#### TASK INSTRUCTIONS:
Each record below must be returned exactly as shown.

--- Start DATA FOR THIS EXERCISE ---

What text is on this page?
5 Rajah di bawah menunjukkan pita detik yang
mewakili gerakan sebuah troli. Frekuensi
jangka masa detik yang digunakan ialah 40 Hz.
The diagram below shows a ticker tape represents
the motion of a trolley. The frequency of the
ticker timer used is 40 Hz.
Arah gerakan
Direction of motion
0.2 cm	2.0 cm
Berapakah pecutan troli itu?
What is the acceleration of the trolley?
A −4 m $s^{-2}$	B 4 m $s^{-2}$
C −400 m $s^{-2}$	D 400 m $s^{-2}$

--- End DATA FOR THIS EXERCISE ---

#### EXERCISE ANSWER:
What text is on this page?
5 Rajah di bawah menunjukkan pita detik yang
mewakili gerakan sebuah troli. Frekuensi
jangka masa detik yang digunakan ialah 40 Hz.
The diagram below shows a ticker tape represents
the motion of a trolley. The frequency of the
ticker timer used is 40 Hz.
Arah gerakan
Direction of motion
0.2 cm	2.0 cm
Berapakah pecutan troli itu?
What is the acceleration of the trolley?
A −4 m $s^{-2}$	B 4 m $s^{-2}$
C −400 m $s^{-2}$	D 400 m $s^{-2}$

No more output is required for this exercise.